## Begin Information given

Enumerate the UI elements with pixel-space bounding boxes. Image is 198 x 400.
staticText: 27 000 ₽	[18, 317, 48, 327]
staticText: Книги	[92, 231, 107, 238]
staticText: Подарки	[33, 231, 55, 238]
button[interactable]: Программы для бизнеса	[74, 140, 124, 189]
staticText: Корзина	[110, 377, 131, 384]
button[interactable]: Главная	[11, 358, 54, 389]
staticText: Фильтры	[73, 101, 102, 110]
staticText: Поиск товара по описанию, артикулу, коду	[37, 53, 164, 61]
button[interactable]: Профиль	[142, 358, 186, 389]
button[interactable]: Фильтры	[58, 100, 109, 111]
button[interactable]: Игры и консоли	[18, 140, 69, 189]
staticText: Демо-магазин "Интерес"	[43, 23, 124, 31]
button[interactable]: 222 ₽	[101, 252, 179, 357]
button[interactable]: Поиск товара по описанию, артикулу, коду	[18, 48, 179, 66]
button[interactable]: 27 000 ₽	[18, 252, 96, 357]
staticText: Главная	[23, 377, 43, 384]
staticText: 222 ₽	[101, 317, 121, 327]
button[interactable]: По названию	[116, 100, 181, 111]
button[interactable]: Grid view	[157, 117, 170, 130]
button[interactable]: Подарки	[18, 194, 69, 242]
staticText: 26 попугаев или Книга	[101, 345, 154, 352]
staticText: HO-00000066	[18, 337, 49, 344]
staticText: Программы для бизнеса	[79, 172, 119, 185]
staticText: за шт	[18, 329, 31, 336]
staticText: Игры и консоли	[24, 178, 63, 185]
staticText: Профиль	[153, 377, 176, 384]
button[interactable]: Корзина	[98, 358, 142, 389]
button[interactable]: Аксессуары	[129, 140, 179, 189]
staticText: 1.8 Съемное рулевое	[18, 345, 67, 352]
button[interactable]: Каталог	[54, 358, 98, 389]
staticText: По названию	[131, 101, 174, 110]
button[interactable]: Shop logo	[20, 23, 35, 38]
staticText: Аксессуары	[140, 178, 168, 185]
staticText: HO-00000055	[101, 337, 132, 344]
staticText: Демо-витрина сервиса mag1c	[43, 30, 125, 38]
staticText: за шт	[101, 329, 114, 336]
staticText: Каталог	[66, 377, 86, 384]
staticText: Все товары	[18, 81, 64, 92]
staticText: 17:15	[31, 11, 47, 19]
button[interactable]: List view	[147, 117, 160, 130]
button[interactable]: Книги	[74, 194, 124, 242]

## End Information given

> What is expected:
Rewrite the records above as a JSON list of strings, with one string for each line and no blank lines.

> Answer to this problem:
[
  "Enumerate the UI elements with pixel-space bounding boxes. Image is 198 x 400.",
  "staticText: 27 000 ₽\t[18, 317, 48, 327]",
  "staticText: Книги\t[92, 231, 107, 238]",
  "staticText: Подарки\t[33, 231, 55, 238]",
  "button[interactable]: Программы для бизнеса\t[74, 140, 124, 189]",
  "staticText: Корзина\t[110, 377, 131, 384]",
  "button[interactable]: Главная\t[11, 358, 54, 389]",
  "staticText: Фильтры\t[73, 101, 102, 110]",
  "staticText: Поиск товара по описанию, артикулу, коду\t[37, 53, 164, 61]",
  "button[interactable]: Профиль\t[142, 358, 186, 389]",
  "button[interactable]: Фильтры\t[58, 100, 109, 111]",
  "button[interactable]: Игры и консоли\t[18, 140, 69, 189]",
  "staticText: Демо-магазин \"Интерес\"\t[43, 23, 124, 31]",
  "button[interactable]: 222 ₽\t[101, 252, 179, 357]",
  "button[interactable]: Поиск товара по описанию, артикулу, коду\t[18, 48, 179, 66]",
  "button[interactable]: 27 000 ₽\t[18, 252, 96, 357]",
  "staticText: Главная\t[23, 377, 43, 384]",
  "staticText: 222 ₽\t[101, 317, 121, 327]",
  "button[interactable]: По названию\t[116, 100, 181, 111]",
  "button[interactable]: Grid view\t[157, 117, 170, 130]",
  "button[interactable]: Подарки\t[18, 194, 69, 242]",
  "staticText: 26 попугаев или Книга\t[101, 345, 154, 352]",
  "staticText: HO-00000066\t[18, 337, 49, 344]",
  "staticText: Программы для бизнеса\t[79, 172, 119, 185]",
  "staticText: за шт\t[18, 329, 31, 336]",
  "staticText: Игры и консоли\t[24, 178, 63, 185]",
  "staticText: Профиль\t[153, 377, 176, 384]",
  "button[interactable]: Корзина\t[98, 358, 142, 389]",
  "button[interactable]: Аксессуары\t[129, 140, 179, 189]",
  "staticText: 1.8 Съемное рулевое\t[18, 345, 67, 352]",
  "button[interactable]: Каталог\t[54, 358, 98, 389]",
  "staticText: По названию\t[131, 101, 174, 110]",
  "button[interactable]: Shop logo\t[20, 23, 35, 38]",
  "staticText: Аксессуары\t[140, 178, 168, 185]",
  "staticText: HO-00000055\t[101, 337, 132, 344]",
  "staticText: Демо-витрина сервиса mag1c\t[43, 30, 125, 38]",
  "staticText: за шт\t[101, 329, 114, 336]",
  "staticText: Каталог\t[66, 377, 86, 384]",
  "staticText: Все товары\t[18, 81, 64, 92]",
  "staticText: 17:15\t[31, 11, 47, 19]",
  "button[interactable]: List view\t[147, 117, 160, 130]",
  "button[interactable]: Книги\t[74, 194, 124, 242]"
]